GIVEN PROBLEM
The data must be written out once more, precisely as given.

***** SUPPLIED MATERIAL

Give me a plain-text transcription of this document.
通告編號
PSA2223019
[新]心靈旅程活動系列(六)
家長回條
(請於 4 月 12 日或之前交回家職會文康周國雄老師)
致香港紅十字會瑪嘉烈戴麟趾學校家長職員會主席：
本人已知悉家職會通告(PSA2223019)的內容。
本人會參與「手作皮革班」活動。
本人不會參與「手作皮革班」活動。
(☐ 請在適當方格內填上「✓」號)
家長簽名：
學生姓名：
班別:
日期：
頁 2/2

**********

RESPONSE TO THIS EXERCISE
Give me a plain-text transcription of this document.
通告編號
PSA2223019
[新]心靈旅程活動系列(六)
家長回條
(請於 4 月 12 日或之前交回家職會文康周國雄老師)
致香港紅十字會瑪嘉烈戴麟趾學校家長職員會主席：
本人已知悉家職會通告(PSA2223019)的內容。
本人會參與「手作皮革班」活動。
本人不會參與「手作皮革班」活動。
(☐ 請在適當方格內填上「✓」號)
家長簽名：
學生姓名：
班別:
日期：
頁 2/2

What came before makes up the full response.